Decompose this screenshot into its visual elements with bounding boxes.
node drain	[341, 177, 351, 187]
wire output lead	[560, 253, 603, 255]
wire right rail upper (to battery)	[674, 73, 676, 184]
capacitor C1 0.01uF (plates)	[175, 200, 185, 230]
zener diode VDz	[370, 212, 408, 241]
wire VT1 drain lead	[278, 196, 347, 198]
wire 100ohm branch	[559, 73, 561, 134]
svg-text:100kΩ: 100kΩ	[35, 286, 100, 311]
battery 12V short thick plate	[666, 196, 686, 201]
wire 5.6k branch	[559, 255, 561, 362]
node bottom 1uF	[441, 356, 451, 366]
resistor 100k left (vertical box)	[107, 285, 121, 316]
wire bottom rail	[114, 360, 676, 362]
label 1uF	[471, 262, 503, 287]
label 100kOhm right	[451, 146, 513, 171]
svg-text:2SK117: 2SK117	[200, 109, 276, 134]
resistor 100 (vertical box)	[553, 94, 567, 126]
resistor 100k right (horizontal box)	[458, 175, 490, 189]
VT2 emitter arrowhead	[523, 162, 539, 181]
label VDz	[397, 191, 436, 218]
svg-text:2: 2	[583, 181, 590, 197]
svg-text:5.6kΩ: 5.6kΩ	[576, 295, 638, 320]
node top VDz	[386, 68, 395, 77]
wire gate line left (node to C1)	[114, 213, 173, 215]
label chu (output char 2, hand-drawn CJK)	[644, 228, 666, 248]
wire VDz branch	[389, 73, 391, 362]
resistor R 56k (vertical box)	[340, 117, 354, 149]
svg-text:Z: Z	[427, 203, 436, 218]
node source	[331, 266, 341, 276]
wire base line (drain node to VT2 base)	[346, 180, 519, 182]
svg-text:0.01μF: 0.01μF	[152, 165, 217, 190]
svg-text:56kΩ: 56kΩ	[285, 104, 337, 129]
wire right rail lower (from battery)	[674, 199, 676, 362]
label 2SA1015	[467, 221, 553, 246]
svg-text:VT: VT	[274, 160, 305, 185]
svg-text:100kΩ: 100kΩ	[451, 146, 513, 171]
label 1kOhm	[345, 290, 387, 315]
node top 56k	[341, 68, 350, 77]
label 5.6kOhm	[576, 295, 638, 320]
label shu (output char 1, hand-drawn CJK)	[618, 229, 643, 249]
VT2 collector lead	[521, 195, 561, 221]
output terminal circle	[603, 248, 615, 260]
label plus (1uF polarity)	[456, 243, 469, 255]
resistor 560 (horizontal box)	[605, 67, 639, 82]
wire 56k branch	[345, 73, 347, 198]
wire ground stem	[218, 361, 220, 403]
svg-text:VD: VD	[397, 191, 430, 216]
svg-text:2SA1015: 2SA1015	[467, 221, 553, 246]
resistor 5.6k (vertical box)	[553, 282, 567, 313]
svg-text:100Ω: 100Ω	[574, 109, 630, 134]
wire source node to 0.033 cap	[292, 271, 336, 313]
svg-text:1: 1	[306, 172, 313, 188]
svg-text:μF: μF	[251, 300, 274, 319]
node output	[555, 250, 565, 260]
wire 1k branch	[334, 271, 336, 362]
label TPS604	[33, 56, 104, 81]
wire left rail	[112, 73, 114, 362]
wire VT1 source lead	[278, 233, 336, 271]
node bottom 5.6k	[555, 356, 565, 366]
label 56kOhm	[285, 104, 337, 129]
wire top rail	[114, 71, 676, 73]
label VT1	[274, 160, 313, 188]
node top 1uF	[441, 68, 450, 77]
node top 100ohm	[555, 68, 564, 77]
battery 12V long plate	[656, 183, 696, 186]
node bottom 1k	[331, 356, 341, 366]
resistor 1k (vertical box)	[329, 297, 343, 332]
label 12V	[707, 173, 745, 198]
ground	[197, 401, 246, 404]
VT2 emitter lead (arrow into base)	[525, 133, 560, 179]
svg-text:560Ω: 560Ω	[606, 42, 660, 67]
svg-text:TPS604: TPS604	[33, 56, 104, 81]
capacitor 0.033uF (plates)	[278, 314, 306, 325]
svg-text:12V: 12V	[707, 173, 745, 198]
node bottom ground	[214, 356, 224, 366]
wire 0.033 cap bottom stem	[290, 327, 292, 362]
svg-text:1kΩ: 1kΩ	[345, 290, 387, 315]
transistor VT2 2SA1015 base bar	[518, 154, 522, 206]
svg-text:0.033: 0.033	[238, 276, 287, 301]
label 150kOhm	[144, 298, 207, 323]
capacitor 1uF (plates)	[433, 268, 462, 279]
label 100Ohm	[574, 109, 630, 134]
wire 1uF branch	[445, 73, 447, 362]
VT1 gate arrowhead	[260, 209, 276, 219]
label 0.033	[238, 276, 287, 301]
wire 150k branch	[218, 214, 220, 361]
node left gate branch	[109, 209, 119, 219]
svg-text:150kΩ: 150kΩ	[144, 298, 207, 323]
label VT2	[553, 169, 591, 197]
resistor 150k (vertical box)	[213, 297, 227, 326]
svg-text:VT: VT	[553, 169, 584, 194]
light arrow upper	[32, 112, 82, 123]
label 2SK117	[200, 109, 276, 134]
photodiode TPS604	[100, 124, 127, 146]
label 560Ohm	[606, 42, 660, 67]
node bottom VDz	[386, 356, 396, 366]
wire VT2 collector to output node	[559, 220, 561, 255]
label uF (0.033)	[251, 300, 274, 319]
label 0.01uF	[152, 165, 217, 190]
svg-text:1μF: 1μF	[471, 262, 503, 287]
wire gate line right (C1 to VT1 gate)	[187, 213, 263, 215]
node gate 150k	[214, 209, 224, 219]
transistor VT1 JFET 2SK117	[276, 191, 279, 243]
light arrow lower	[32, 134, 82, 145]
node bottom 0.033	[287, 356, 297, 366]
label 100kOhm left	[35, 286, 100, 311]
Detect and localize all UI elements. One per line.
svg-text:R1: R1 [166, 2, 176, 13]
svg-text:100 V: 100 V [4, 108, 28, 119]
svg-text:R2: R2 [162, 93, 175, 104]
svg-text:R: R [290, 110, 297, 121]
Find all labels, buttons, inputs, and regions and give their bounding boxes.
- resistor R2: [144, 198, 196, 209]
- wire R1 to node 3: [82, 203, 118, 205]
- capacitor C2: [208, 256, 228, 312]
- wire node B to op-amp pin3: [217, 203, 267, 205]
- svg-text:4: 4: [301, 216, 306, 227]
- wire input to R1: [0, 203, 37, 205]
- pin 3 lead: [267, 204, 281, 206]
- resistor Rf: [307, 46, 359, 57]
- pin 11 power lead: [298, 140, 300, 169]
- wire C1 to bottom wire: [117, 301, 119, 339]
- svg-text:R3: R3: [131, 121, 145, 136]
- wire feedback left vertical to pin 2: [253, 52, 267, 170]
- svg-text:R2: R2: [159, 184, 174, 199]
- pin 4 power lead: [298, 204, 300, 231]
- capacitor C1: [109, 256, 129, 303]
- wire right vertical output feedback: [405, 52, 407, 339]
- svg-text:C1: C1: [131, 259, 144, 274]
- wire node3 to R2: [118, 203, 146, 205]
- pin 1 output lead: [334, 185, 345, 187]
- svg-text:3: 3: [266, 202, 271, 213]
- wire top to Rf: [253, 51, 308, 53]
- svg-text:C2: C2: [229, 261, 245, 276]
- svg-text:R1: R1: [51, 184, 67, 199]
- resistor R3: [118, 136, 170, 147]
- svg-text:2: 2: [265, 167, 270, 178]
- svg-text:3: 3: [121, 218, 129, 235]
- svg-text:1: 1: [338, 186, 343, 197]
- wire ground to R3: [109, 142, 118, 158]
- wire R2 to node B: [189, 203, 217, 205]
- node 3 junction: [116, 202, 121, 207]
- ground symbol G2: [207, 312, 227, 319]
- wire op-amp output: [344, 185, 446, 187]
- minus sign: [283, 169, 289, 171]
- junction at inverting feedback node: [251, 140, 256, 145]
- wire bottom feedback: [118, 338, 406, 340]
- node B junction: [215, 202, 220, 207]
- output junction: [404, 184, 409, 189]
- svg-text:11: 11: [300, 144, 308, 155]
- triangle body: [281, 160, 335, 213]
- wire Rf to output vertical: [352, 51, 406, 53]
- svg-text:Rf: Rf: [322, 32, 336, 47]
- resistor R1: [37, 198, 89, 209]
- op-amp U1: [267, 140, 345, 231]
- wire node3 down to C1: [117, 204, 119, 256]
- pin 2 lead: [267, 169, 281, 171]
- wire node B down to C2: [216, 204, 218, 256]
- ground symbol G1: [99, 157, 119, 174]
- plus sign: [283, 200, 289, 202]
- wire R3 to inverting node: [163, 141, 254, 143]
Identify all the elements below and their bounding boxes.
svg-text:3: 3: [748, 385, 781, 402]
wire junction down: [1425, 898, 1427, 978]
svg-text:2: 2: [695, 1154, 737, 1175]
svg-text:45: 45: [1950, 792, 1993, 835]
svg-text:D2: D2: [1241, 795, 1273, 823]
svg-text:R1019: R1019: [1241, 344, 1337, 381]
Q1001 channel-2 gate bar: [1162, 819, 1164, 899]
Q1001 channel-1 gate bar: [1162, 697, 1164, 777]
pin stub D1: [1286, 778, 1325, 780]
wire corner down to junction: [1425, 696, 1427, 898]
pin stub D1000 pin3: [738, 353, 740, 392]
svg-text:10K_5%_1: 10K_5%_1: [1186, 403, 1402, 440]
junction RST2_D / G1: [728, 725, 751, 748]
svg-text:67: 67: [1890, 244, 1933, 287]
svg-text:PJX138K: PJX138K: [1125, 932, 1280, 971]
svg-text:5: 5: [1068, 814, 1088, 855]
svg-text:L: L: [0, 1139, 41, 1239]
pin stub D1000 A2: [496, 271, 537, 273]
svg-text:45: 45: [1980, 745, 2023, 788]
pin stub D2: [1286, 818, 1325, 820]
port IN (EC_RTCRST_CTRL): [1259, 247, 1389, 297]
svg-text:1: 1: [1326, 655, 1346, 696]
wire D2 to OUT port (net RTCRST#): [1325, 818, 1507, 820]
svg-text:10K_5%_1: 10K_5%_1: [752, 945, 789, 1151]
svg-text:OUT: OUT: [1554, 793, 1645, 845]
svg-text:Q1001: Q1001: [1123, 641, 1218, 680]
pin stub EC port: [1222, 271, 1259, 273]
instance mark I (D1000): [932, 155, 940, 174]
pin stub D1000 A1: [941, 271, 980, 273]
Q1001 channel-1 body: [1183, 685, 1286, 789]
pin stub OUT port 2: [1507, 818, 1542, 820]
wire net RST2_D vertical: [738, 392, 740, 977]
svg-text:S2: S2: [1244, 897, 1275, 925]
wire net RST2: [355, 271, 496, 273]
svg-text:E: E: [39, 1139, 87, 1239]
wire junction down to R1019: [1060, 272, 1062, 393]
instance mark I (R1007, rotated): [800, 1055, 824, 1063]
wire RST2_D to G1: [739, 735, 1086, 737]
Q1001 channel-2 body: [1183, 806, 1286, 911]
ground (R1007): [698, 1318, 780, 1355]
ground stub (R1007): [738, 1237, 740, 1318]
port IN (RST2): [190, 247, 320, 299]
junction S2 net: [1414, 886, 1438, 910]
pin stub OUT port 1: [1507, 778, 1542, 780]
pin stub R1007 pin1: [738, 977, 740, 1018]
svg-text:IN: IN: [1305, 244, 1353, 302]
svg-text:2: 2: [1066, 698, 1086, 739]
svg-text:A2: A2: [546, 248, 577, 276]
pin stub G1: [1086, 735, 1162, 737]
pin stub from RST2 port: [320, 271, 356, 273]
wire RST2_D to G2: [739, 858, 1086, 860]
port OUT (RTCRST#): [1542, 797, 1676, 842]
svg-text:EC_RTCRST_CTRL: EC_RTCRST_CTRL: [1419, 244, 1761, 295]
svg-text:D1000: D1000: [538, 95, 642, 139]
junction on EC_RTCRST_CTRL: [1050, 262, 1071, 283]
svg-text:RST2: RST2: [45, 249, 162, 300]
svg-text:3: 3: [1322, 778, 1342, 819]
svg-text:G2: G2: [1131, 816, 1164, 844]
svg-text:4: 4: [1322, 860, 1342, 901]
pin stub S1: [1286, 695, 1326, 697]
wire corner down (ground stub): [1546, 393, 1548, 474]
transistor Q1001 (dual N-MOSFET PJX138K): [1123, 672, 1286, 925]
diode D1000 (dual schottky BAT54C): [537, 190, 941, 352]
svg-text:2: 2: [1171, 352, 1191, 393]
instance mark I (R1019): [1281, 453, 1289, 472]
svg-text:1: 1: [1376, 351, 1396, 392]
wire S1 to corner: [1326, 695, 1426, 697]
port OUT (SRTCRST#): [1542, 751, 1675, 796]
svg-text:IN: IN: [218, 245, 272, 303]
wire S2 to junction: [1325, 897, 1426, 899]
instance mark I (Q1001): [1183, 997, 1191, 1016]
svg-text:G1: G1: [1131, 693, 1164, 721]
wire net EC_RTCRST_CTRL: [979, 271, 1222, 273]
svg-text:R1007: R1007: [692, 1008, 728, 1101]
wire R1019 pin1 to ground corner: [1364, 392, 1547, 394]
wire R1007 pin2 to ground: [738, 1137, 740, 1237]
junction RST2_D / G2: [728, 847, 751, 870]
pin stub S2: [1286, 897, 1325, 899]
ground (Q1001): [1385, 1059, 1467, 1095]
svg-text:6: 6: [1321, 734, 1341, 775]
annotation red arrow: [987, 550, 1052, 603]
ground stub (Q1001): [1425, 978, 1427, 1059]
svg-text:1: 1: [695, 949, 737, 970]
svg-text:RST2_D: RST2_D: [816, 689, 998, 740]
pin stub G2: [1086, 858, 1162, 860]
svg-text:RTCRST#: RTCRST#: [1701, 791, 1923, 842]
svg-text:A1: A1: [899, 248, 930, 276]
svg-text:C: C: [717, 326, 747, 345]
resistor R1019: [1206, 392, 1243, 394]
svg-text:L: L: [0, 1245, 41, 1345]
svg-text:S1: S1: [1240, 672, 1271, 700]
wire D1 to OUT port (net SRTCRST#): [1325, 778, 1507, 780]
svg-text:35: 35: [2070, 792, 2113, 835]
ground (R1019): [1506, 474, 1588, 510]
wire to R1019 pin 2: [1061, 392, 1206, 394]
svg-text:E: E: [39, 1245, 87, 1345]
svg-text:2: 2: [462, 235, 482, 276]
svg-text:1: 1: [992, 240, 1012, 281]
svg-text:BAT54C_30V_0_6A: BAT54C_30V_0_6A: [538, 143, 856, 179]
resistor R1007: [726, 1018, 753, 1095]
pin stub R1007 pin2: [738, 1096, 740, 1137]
────────────────────
● Exercise brief
Copy the lines above word for word, from the very first line up to and including the line with "212, 408, 241]".

● Output for this task
Decompose this screenshot into its visual elements with bounding boxes.
node drain	[341, 177, 351, 187]
wire output lead	[560, 253, 603, 255]
wire right rail upper (to battery)	[674, 73, 676, 184]
capacitor C1 0.01uF (plates)	[175, 200, 185, 230]
zener diode VDz	[370, 212, 408, 241]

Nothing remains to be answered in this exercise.